# EXERCISE DETAILS:
Repeat every record below exactly as written.

# TASK MATERIAL:
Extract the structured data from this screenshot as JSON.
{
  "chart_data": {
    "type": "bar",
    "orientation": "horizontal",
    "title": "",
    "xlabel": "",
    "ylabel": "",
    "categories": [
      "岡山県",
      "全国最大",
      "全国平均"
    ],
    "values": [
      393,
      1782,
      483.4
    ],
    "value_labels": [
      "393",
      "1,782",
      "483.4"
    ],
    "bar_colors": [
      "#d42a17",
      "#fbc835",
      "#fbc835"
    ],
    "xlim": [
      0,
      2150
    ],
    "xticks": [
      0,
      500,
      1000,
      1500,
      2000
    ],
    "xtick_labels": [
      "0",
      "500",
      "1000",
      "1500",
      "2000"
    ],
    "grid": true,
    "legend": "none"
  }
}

# SOLUTION TO THIS PROBLEM:
Extract the structured data from this screenshot as JSON.
{
  "chart_data": {
    "type": "bar",
    "orientation": "horizontal",
    "title": "",
    "xlabel": "",
    "ylabel": "",
    "categories": [
      "岡山県",
      "全国最大",
      "全国平均"
    ],
    "values": [
      393,
      1782,
      483.4
    ],
    "value_labels": [
      "393",
      "1,782",
      "483.4"
    ],
    "bar_colors": [
      "#d42a17",
      "#fbc835",
      "#fbc835"
    ],
    "xlim": [
      0,
      2150
    ],
    "xticks": [
      0,
      500,
      1000,
      1500,
      2000
    ],
    "xtick_labels": [
      "0",
      "500",
      "1000",
      "1500",
      "2000"
    ],
    "grid": true,
    "legend": "none"
  }
}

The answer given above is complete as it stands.